Dataset records:
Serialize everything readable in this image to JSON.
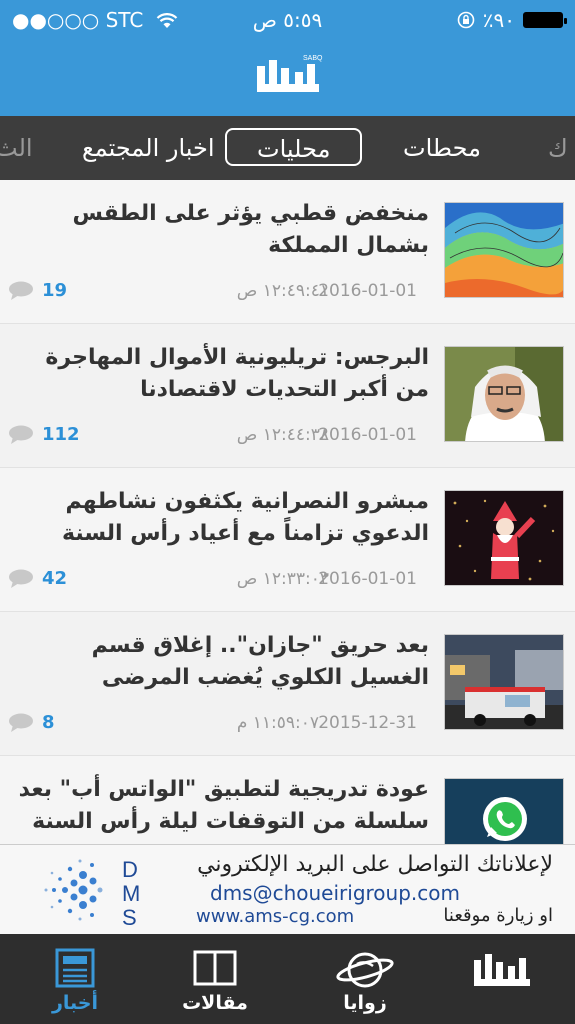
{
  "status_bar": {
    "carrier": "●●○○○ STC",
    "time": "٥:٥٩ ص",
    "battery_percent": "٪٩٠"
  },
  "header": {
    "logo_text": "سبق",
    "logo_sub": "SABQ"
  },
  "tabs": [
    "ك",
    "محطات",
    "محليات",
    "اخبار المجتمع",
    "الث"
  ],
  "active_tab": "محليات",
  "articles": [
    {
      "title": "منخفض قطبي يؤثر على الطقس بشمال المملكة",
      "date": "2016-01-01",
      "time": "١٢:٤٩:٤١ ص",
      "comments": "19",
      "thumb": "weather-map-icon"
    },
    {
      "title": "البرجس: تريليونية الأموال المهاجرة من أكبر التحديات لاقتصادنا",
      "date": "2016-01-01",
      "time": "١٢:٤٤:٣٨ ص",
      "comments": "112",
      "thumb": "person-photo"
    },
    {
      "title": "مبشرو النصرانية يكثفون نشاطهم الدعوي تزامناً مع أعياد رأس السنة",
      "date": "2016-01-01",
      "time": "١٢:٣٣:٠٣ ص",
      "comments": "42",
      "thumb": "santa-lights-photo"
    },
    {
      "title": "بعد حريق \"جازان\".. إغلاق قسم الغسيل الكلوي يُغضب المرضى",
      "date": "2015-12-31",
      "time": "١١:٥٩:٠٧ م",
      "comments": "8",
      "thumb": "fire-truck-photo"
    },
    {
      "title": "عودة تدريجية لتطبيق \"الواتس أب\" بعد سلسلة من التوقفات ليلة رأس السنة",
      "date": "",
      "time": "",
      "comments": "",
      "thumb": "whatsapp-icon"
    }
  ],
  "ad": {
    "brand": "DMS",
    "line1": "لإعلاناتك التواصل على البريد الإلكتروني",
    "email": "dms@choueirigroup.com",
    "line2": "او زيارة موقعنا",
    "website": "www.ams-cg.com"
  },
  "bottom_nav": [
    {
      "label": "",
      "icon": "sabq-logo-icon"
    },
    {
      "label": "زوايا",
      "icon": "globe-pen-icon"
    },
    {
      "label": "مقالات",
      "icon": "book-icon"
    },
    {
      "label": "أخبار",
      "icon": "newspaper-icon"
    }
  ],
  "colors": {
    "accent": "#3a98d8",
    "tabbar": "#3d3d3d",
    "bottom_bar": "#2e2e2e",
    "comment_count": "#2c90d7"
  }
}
* * *
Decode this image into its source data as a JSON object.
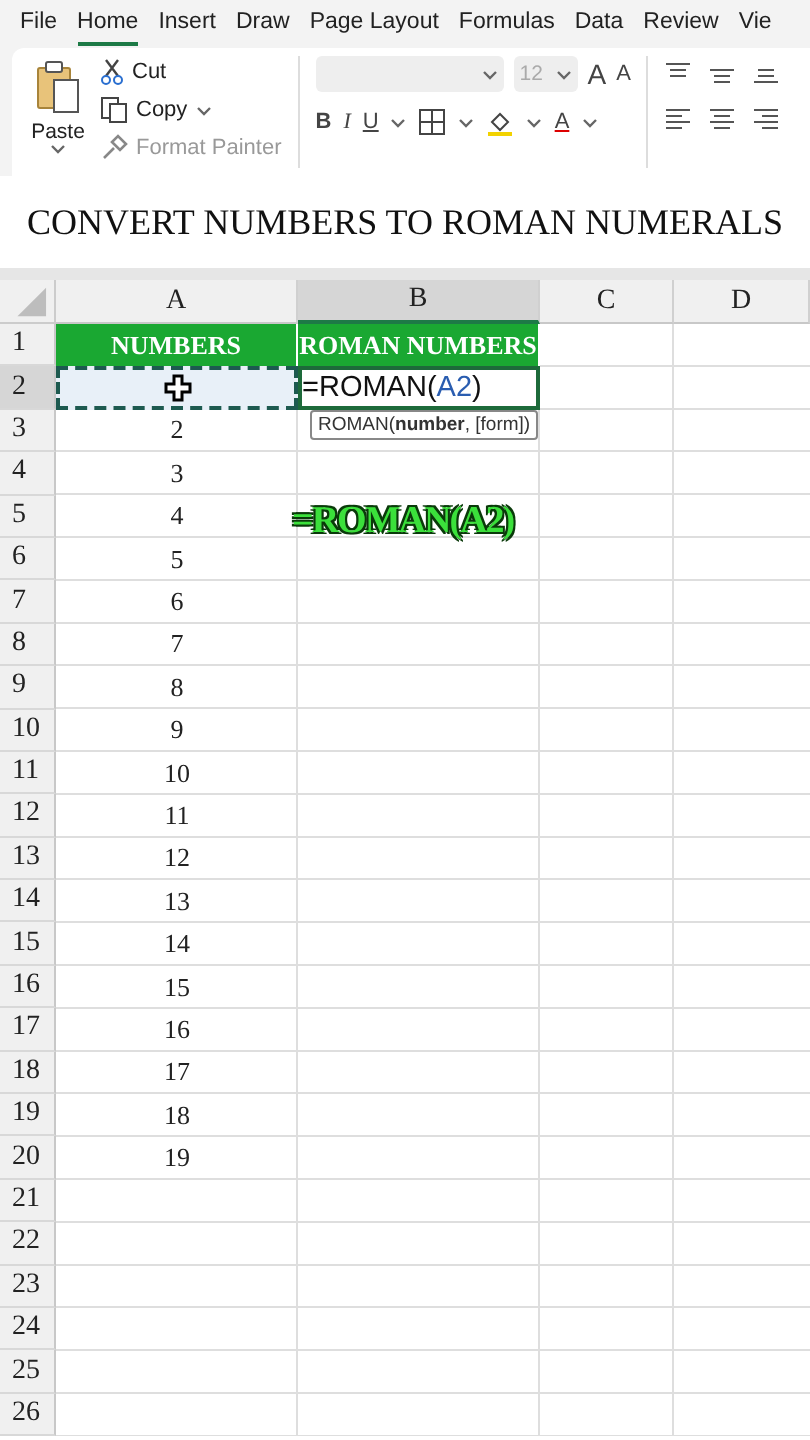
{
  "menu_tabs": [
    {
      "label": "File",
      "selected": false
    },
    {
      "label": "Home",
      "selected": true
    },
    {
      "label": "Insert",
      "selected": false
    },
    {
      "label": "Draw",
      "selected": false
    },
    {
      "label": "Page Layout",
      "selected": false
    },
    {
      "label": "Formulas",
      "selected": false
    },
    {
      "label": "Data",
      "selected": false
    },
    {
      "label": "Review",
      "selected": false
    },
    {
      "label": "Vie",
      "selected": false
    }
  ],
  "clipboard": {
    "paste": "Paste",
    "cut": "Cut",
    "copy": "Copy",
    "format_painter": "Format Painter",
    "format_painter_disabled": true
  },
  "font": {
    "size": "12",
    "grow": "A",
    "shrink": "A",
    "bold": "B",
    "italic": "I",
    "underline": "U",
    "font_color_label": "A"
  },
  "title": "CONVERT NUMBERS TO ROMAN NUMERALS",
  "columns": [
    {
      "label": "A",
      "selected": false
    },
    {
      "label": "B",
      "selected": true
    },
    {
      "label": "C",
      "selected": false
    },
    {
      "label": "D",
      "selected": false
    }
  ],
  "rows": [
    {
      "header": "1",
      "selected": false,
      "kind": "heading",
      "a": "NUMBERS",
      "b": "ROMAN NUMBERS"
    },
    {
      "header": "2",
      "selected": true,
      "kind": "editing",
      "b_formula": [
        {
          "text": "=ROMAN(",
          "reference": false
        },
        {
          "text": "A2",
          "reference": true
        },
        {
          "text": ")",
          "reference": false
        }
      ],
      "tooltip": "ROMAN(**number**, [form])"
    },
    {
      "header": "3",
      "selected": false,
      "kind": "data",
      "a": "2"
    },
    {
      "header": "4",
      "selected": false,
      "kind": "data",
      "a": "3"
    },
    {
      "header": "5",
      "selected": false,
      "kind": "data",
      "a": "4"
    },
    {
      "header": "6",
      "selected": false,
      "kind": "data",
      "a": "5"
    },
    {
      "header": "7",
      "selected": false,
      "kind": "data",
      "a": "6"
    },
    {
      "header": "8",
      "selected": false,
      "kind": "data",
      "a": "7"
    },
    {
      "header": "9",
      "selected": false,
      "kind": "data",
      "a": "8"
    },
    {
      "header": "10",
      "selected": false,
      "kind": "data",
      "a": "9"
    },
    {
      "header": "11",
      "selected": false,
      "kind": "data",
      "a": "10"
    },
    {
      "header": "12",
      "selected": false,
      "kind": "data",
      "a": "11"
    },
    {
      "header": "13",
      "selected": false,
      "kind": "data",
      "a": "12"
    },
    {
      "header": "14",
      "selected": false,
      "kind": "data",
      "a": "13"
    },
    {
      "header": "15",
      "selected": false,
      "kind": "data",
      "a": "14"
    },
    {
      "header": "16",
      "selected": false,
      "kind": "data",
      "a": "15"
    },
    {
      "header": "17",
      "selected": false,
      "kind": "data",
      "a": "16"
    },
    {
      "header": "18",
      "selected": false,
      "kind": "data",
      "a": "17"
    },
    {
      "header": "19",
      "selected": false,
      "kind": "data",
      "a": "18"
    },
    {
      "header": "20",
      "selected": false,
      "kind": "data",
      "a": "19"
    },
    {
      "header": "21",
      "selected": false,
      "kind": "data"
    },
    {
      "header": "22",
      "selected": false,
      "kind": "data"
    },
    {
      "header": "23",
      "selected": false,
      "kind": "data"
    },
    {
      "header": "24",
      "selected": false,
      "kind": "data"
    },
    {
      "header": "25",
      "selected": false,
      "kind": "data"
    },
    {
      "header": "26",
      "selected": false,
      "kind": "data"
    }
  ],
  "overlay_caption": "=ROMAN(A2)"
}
---
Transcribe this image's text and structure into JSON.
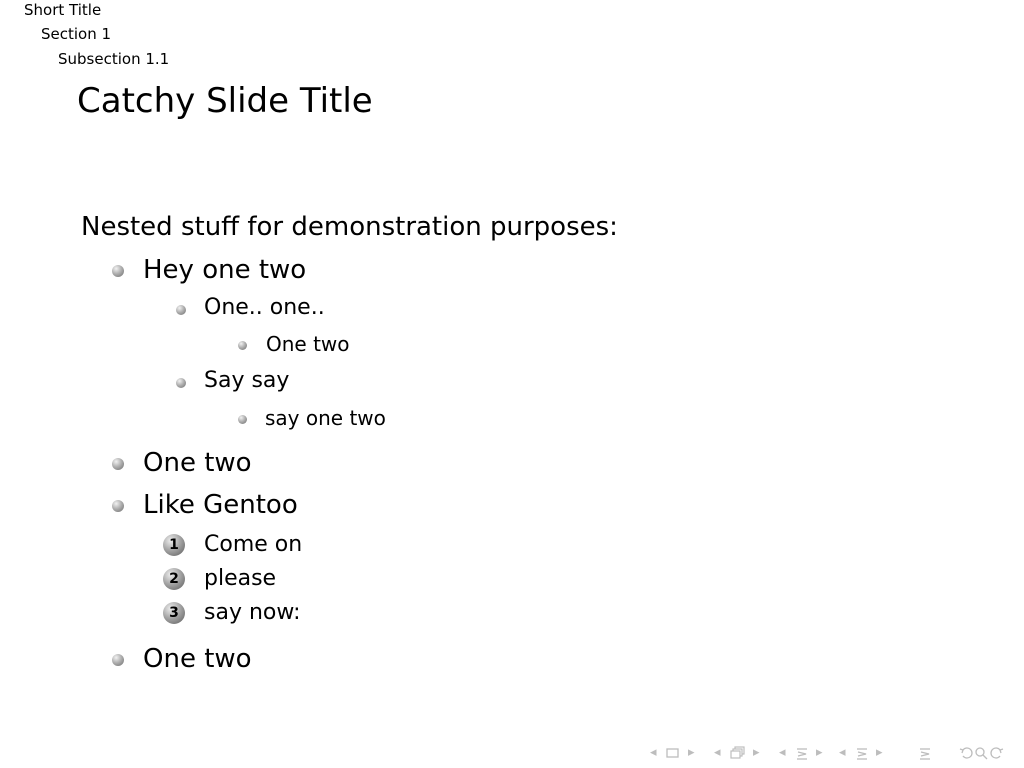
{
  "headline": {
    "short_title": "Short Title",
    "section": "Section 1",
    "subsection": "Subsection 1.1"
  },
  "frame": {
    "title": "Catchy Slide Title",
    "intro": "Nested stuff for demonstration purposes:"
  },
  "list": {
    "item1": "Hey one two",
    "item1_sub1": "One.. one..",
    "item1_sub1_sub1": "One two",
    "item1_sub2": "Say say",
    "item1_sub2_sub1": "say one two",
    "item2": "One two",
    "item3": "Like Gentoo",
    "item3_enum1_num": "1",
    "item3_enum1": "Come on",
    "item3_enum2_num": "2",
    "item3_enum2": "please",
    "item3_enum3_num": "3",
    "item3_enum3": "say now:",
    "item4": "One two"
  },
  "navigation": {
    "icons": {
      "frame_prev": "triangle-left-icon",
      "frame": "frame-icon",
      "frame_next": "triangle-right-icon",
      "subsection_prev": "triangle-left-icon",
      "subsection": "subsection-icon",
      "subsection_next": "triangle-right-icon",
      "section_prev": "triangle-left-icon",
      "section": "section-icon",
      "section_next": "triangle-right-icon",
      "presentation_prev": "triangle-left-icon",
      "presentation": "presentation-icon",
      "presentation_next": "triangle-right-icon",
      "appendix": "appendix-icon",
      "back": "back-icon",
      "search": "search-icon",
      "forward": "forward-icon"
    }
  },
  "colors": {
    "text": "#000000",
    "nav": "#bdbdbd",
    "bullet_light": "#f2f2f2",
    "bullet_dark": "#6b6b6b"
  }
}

Task directions:
Collect each line of the entries that has the word "JSON", copying it in full.

Result for this exercise:
Serialize everything readable in this image to JSON.
Decode this image into its source data as a JSON object.
Transcribe this image's text and structure into JSON.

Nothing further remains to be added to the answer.